* INPUT
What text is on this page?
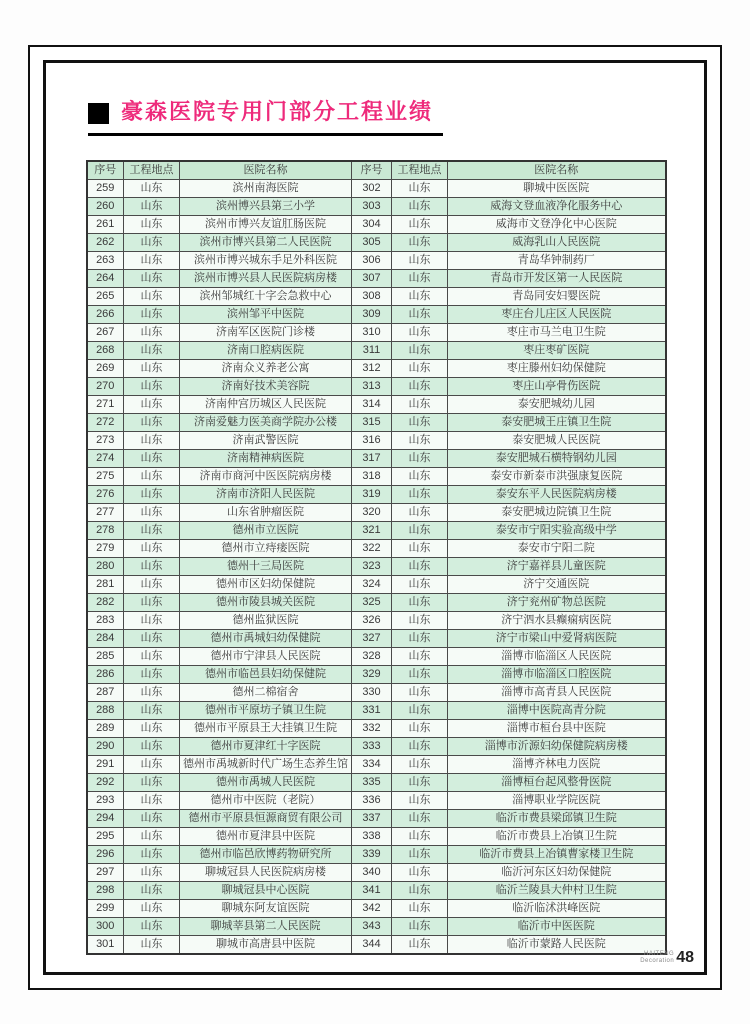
豪森医院专用门部分工程业绩
序号	工程地点	医院名称	序号	工程地点	医院名称
259	山东	滨州南海医院	302	山东	聊城中医医院
260	山东	滨州博兴县第三小学	303	山东	威海文登血液净化服务中心
261	山东	滨州市博兴友谊肛肠医院	304	山东	威海市文登净化中心医院
262	山东	滨州市博兴县第二人民医院	305	山东	威海乳山人民医院
263	山东	滨州市博兴城东手足外科医院	306	山东	青岛华钟制药厂
264	山东	滨州市博兴县人民医院病房楼	307	山东	青岛市开发区第一人民医院
265	山东	滨州邹城红十字会急救中心	308	山东	青岛同安妇婴医院
266	山东	滨州邹平中医院	309	山东	枣庄台儿庄区人民医院
267	山东	济南军区医院门诊楼	310	山东	枣庄市马兰电卫生院
268	山东	济南口腔病医院	311	山东	枣庄枣矿医院
269	山东	济南众义养老公寓	312	山东	枣庄滕州妇幼保健院
270	山东	济南好技术美容院	313	山东	枣庄山亭骨伤医院
271	山东	济南仲宫历城区人民医院	314	山东	泰安肥城幼儿园
272	山东	济南爱魅力医美商学院办公楼	315	山东	泰安肥城王庄镇卫生院
273	山东	济南武警医院	316	山东	泰安肥城人民医院
274	山东	济南精神病医院	317	山东	泰安肥城石横特钢幼儿园
275	山东	济南市商河中医医院病房楼	318	山东	泰安市新泰市洪强康复医院
276	山东	济南市济阳人民医院	319	山东	泰安东平人民医院病房楼
277	山东	山东省肿瘤医院	320	山东	泰安肥城边院镇卫生院
278	山东	德州市立医院	321	山东	泰安市宁阳实验高级中学
279	山东	德州市立痔瘘医院	322	山东	泰安市宁阳二院
280	山东	德州十三局医院	323	山东	济宁嘉祥县儿童医院
281	山东	德州市区妇幼保健院	324	山东	济宁交通医院
282	山东	德州市陵县城关医院	325	山东	济宁兖州矿物总医院
283	山东	德州监狱医院	326	山东	济宁泗水县癫痫病医院
284	山东	德州市禹城妇幼保健院	327	山东	济宁市梁山中爱肾病医院
285	山东	德州市宁津县人民医院	328	山东	淄博市临淄区人民医院
286	山东	德州市临邑县妇幼保健院	329	山东	淄博市临淄区口腔医院
287	山东	德州二棉宿舍	330	山东	淄博市高青县人民医院
288	山东	德州市平原坊子镇卫生院	331	山东	淄博中医院高青分院
289	山东	德州市平原县王大挂镇卫生院	332	山东	淄博市桓台县中医院
290	山东	德州市夏津红十字医院	333	山东	淄博市沂源妇幼保健院病房楼
291	山东	德州市禹城新时代广场生态养生馆	334	山东	淄博齐林电力医院
292	山东	德州市禹城人民医院	335	山东	淄博桓台起风整骨医院
293	山东	德州市中医院（老院）	336	山东	淄博职业学院医院
294	山东	德州市平原县恒源商贸有限公司	337	山东	临沂市费县梁邱镇卫生院
295	山东	德州市夏津县中医院	338	山东	临沂市费县上冶镇卫生院
296	山东	德州市临邑欣博药物研究所	339	山东	临沂市费县上冶镇曹家楼卫生院
297	山东	聊城冠县人民医院病房楼	340	山东	临沂河东区妇幼保健院
298	山东	聊城冠县中心医院	341	山东	临沂兰陵县大仲村卫生院
299	山东	聊城东阿友谊医院	342	山东	临沂临沭洪峰医院
300	山东	聊城莘县第二人民医院	343	山东	临沂市中医医院
301	山东	聊城市高唐县中医院	344	山东	临沂市蒙路人民医院
HAITENG
Decoration 48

* WRITTEN TASK
Quote every line word for word and keep the images out of the copy.

* WRITTEN ANSWER
What text is on this page?
豪森医院专用门部分工程业绩
序号	工程地点	医院名称	序号	工程地点	医院名称
259	山东	滨州南海医院	302	山东	聊城中医医院
260	山东	滨州博兴县第三小学	303	山东	威海文登血液净化服务中心
261	山东	滨州市博兴友谊肛肠医院	304	山东	威海市文登净化中心医院
262	山东	滨州市博兴县第二人民医院	305	山东	威海乳山人民医院
263	山东	滨州市博兴城东手足外科医院	306	山东	青岛华钟制药厂
264	山东	滨州市博兴县人民医院病房楼	307	山东	青岛市开发区第一人民医院
265	山东	滨州邹城红十字会急救中心	308	山东	青岛同安妇婴医院
266	山东	滨州邹平中医院	309	山东	枣庄台儿庄区人民医院
267	山东	济南军区医院门诊楼	310	山东	枣庄市马兰电卫生院
268	山东	济南口腔病医院	311	山东	枣庄枣矿医院
269	山东	济南众义养老公寓	312	山东	枣庄滕州妇幼保健院
270	山东	济南好技术美容院	313	山东	枣庄山亭骨伤医院
271	山东	济南仲宫历城区人民医院	314	山东	泰安肥城幼儿园
272	山东	济南爱魅力医美商学院办公楼	315	山东	泰安肥城王庄镇卫生院
273	山东	济南武警医院	316	山东	泰安肥城人民医院
274	山东	济南精神病医院	317	山东	泰安肥城石横特钢幼儿园
275	山东	济南市商河中医医院病房楼	318	山东	泰安市新泰市洪强康复医院
276	山东	济南市济阳人民医院	319	山东	泰安东平人民医院病房楼
277	山东	山东省肿瘤医院	320	山东	泰安肥城边院镇卫生院
278	山东	德州市立医院	321	山东	泰安市宁阳实验高级中学
279	山东	德州市立痔瘘医院	322	山东	泰安市宁阳二院
280	山东	德州十三局医院	323	山东	济宁嘉祥县儿童医院
281	山东	德州市区妇幼保健院	324	山东	济宁交通医院
282	山东	德州市陵县城关医院	325	山东	济宁兖州矿物总医院
283	山东	德州监狱医院	326	山东	济宁泗水县癫痫病医院
284	山东	德州市禹城妇幼保健院	327	山东	济宁市梁山中爱肾病医院
285	山东	德州市宁津县人民医院	328	山东	淄博市临淄区人民医院
286	山东	德州市临邑县妇幼保健院	329	山东	淄博市临淄区口腔医院
287	山东	德州二棉宿舍	330	山东	淄博市高青县人民医院
288	山东	德州市平原坊子镇卫生院	331	山东	淄博中医院高青分院
289	山东	德州市平原县王大挂镇卫生院	332	山东	淄博市桓台县中医院
290	山东	德州市夏津红十字医院	333	山东	淄博市沂源妇幼保健院病房楼
291	山东	德州市禹城新时代广场生态养生馆	334	山东	淄博齐林电力医院
292	山东	德州市禹城人民医院	335	山东	淄博桓台起风整骨医院
293	山东	德州市中医院（老院）	336	山东	淄博职业学院医院
294	山东	德州市平原县恒源商贸有限公司	337	山东	临沂市费县梁邱镇卫生院
295	山东	德州市夏津县中医院	338	山东	临沂市费县上冶镇卫生院
296	山东	德州市临邑欣博药物研究所	339	山东	临沂市费县上冶镇曹家楼卫生院
297	山东	聊城冠县人民医院病房楼	340	山东	临沂河东区妇幼保健院
298	山东	聊城冠县中心医院	341	山东	临沂兰陵县大仲村卫生院
299	山东	聊城东阿友谊医院	342	山东	临沂临沭洪峰医院
300	山东	聊城莘县第二人民医院	343	山东	临沂市中医医院
301	山东	聊城市高唐县中医院	344	山东	临沂市蒙路人民医院
HAITENG
Decoration 48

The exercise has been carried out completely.